--- begin Records for this task ---

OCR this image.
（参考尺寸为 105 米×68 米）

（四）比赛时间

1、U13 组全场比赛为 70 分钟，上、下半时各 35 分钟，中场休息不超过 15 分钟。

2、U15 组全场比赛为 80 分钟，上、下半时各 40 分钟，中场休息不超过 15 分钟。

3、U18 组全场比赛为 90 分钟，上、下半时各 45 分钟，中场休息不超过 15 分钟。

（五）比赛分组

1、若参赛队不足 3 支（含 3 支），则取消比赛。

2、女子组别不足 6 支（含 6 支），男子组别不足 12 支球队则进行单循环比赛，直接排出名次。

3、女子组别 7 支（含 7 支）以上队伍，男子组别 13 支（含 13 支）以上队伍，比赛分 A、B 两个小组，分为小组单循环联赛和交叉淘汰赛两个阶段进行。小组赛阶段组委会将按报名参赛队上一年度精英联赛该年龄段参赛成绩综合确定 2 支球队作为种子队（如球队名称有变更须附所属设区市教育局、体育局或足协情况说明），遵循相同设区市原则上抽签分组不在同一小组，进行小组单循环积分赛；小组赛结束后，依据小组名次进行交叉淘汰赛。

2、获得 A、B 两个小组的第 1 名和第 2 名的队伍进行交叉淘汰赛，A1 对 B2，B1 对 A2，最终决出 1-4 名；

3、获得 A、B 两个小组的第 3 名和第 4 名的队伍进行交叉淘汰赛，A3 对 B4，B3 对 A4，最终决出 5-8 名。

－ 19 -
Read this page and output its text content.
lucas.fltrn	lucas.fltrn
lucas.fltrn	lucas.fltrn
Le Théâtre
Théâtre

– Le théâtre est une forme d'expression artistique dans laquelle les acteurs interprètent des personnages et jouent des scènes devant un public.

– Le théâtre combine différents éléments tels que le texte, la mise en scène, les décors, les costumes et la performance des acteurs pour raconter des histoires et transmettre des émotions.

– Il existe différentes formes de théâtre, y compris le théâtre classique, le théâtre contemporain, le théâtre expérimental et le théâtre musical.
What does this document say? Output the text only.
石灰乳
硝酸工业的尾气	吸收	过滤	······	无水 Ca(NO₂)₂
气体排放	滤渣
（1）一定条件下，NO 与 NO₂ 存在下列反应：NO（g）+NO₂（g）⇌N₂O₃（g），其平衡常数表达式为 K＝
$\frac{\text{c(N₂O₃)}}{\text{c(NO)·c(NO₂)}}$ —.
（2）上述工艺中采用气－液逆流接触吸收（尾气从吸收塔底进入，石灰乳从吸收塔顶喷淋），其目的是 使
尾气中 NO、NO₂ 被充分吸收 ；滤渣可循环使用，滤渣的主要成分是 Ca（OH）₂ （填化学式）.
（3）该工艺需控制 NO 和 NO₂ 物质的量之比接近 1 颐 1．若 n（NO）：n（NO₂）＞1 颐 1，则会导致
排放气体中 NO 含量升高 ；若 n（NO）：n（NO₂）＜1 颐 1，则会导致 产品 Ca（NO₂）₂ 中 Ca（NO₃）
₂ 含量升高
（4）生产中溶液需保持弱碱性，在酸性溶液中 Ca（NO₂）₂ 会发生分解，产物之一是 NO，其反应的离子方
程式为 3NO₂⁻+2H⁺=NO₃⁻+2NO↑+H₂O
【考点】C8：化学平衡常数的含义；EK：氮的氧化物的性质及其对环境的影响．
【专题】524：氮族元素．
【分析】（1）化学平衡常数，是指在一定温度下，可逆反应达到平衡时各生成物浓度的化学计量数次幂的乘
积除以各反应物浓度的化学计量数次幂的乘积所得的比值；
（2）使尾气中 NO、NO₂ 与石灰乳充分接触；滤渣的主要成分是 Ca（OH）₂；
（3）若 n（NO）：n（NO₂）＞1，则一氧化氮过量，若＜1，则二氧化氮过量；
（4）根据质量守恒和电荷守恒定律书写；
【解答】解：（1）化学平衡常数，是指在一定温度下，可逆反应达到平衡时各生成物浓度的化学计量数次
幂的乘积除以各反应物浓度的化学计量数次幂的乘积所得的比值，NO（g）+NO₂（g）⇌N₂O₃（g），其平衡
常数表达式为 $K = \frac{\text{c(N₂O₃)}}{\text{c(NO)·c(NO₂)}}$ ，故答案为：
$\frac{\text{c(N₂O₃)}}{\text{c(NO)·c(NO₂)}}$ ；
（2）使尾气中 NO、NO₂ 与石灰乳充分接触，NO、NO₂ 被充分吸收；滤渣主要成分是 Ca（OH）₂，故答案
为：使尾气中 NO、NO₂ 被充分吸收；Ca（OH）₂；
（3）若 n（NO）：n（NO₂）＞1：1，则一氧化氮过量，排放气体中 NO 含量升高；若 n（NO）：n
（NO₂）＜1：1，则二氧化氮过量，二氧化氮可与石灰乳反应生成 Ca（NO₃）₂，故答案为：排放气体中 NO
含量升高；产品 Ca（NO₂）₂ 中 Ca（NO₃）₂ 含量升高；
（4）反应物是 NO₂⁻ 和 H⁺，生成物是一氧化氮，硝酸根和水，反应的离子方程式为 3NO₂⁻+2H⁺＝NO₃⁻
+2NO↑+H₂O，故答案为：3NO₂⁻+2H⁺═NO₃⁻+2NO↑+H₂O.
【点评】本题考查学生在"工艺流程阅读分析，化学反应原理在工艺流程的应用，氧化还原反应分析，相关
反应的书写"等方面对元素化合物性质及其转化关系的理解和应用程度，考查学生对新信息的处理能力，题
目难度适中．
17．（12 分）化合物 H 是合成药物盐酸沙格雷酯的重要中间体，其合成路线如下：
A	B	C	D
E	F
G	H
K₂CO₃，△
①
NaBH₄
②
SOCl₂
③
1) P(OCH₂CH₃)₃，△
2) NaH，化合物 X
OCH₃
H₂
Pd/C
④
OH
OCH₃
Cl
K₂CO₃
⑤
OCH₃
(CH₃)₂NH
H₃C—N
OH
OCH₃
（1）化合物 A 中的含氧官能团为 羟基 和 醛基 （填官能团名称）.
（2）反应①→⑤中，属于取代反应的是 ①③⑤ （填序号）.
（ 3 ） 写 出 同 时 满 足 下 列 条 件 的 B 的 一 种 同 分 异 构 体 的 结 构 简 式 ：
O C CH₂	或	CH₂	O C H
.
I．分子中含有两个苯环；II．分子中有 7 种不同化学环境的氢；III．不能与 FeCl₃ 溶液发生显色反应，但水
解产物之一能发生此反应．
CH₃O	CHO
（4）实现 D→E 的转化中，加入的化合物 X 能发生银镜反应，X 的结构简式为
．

--- end Records for this task ---

[Exercise prompt]: Write out the complete set of records exactly as given.

[Answer to this exercise]:
OCR this image.
（参考尺寸为 105 米×68 米）

（四）比赛时间

1、U13 组全场比赛为 70 分钟，上、下半时各 35 分钟，中场休息不超过 15 分钟。

2、U15 组全场比赛为 80 分钟，上、下半时各 40 分钟，中场休息不超过 15 分钟。

3、U18 组全场比赛为 90 分钟，上、下半时各 45 分钟，中场休息不超过 15 分钟。

（五）比赛分组

1、若参赛队不足 3 支（含 3 支），则取消比赛。

2、女子组别不足 6 支（含 6 支），男子组别不足 12 支球队则进行单循环比赛，直接排出名次。

3、女子组别 7 支（含 7 支）以上队伍，男子组别 13 支（含 13 支）以上队伍，比赛分 A、B 两个小组，分为小组单循环联赛和交叉淘汰赛两个阶段进行。小组赛阶段组委会将按报名参赛队上一年度精英联赛该年龄段参赛成绩综合确定 2 支球队作为种子队（如球队名称有变更须附所属设区市教育局、体育局或足协情况说明），遵循相同设区市原则上抽签分组不在同一小组，进行小组单循环积分赛；小组赛结束后，依据小组名次进行交叉淘汰赛。

2、获得 A、B 两个小组的第 1 名和第 2 名的队伍进行交叉淘汰赛，A1 对 B2，B1 对 A2，最终决出 1-4 名；

3、获得 A、B 两个小组的第 3 名和第 4 名的队伍进行交叉淘汰赛，A3 对 B4，B3 对 A4，最终决出 5-8 名。

－ 19 -
Read this page and output its text content.
lucas.fltrn	lucas.fltrn
lucas.fltrn	lucas.fltrn
Le Théâtre
Théâtre

– Le théâtre est une forme d'expression artistique dans laquelle les acteurs interprètent des personnages et jouent des scènes devant un public.

– Le théâtre combine différents éléments tels que le texte, la mise en scène, les décors, les costumes et la performance des acteurs pour raconter des histoires et transmettre des émotions.

– Il existe différentes formes de théâtre, y compris le théâtre classique, le théâtre contemporain, le théâtre expérimental et le théâtre musical.
What does this document say? Output the text only.
石灰乳
硝酸工业的尾气	吸收	过滤	······	无水 Ca(NO₂)₂
气体排放	滤渣
（1）一定条件下，NO 与 NO₂ 存在下列反应：NO（g）+NO₂（g）⇌N₂O₃（g），其平衡常数表达式为 K＝
$\frac{\text{c(N₂O₃)}}{\text{c(NO)·c(NO₂)}}$ —.
（2）上述工艺中采用气－液逆流接触吸收（尾气从吸收塔底进入，石灰乳从吸收塔顶喷淋），其目的是 使
尾气中 NO、NO₂ 被充分吸收 ；滤渣可循环使用，滤渣的主要成分是 Ca（OH）₂ （填化学式）.
（3）该工艺需控制 NO 和 NO₂ 物质的量之比接近 1 颐 1．若 n（NO）：n（NO₂）＞1 颐 1，则会导致
排放气体中 NO 含量升高 ；若 n（NO）：n（NO₂）＜1 颐 1，则会导致 产品 Ca（NO₂）₂ 中 Ca（NO₃）
₂ 含量升高
（4）生产中溶液需保持弱碱性，在酸性溶液中 Ca（NO₂）₂ 会发生分解，产物之一是 NO，其反应的离子方
程式为 3NO₂⁻+2H⁺=NO₃⁻+2NO↑+H₂O
【考点】C8：化学平衡常数的含义；EK：氮的氧化物的性质及其对环境的影响．
【专题】524：氮族元素．
【分析】（1）化学平衡常数，是指在一定温度下，可逆反应达到平衡时各生成物浓度的化学计量数次幂的乘
积除以各反应物浓度的化学计量数次幂的乘积所得的比值；
（2）使尾气中 NO、NO₂ 与石灰乳充分接触；滤渣的主要成分是 Ca（OH）₂；
（3）若 n（NO）：n（NO₂）＞1，则一氧化氮过量，若＜1，则二氧化氮过量；
（4）根据质量守恒和电荷守恒定律书写；
【解答】解：（1）化学平衡常数，是指在一定温度下，可逆反应达到平衡时各生成物浓度的化学计量数次
幂的乘积除以各反应物浓度的化学计量数次幂的乘积所得的比值，NO（g）+NO₂（g）⇌N₂O₃（g），其平衡
常数表达式为 $K = \frac{\text{c(N₂O₃)}}{\text{c(NO)·c(NO₂)}}$ ，故答案为：
$\frac{\text{c(N₂O₃)}}{\text{c(NO)·c(NO₂)}}$ ；
（2）使尾气中 NO、NO₂ 与石灰乳充分接触，NO、NO₂ 被充分吸收；滤渣主要成分是 Ca（OH）₂，故答案
为：使尾气中 NO、NO₂ 被充分吸收；Ca（OH）₂；
（3）若 n（NO）：n（NO₂）＞1：1，则一氧化氮过量，排放气体中 NO 含量升高；若 n（NO）：n
（NO₂）＜1：1，则二氧化氮过量，二氧化氮可与石灰乳反应生成 Ca（NO₃）₂，故答案为：排放气体中 NO
含量升高；产品 Ca（NO₂）₂ 中 Ca（NO₃）₂ 含量升高；
（4）反应物是 NO₂⁻ 和 H⁺，生成物是一氧化氮，硝酸根和水，反应的离子方程式为 3NO₂⁻+2H⁺＝NO₃⁻
+2NO↑+H₂O，故答案为：3NO₂⁻+2H⁺═NO₃⁻+2NO↑+H₂O.
【点评】本题考查学生在"工艺流程阅读分析，化学反应原理在工艺流程的应用，氧化还原反应分析，相关
反应的书写"等方面对元素化合物性质及其转化关系的理解和应用程度，考查学生对新信息的处理能力，题
目难度适中．
17．（12 分）化合物 H 是合成药物盐酸沙格雷酯的重要中间体，其合成路线如下：
A	B	C	D
E	F
G	H
K₂CO₃，△
①
NaBH₄
②
SOCl₂
③
1) P(OCH₂CH₃)₃，△
2) NaH，化合物 X
OCH₃
H₂
Pd/C
④
OH
OCH₃
Cl
K₂CO₃
⑤
OCH₃
(CH₃)₂NH
H₃C—N
OH
OCH₃
（1）化合物 A 中的含氧官能团为 羟基 和 醛基 （填官能团名称）.
（2）反应①→⑤中，属于取代反应的是 ①③⑤ （填序号）.
（ 3 ） 写 出 同 时 满 足 下 列 条 件 的 B 的 一 种 同 分 异 构 体 的 结 构 简 式 ：
O C CH₂	或	CH₂	O C H
.
I．分子中含有两个苯环；II．分子中有 7 种不同化学环境的氢；III．不能与 FeCl₃ 溶液发生显色反应，但水
解产物之一能发生此反应．
CH₃O	CHO
（4）实现 D→E 的转化中，加入的化合物 X 能发生银镜反应，X 的结构简式为
．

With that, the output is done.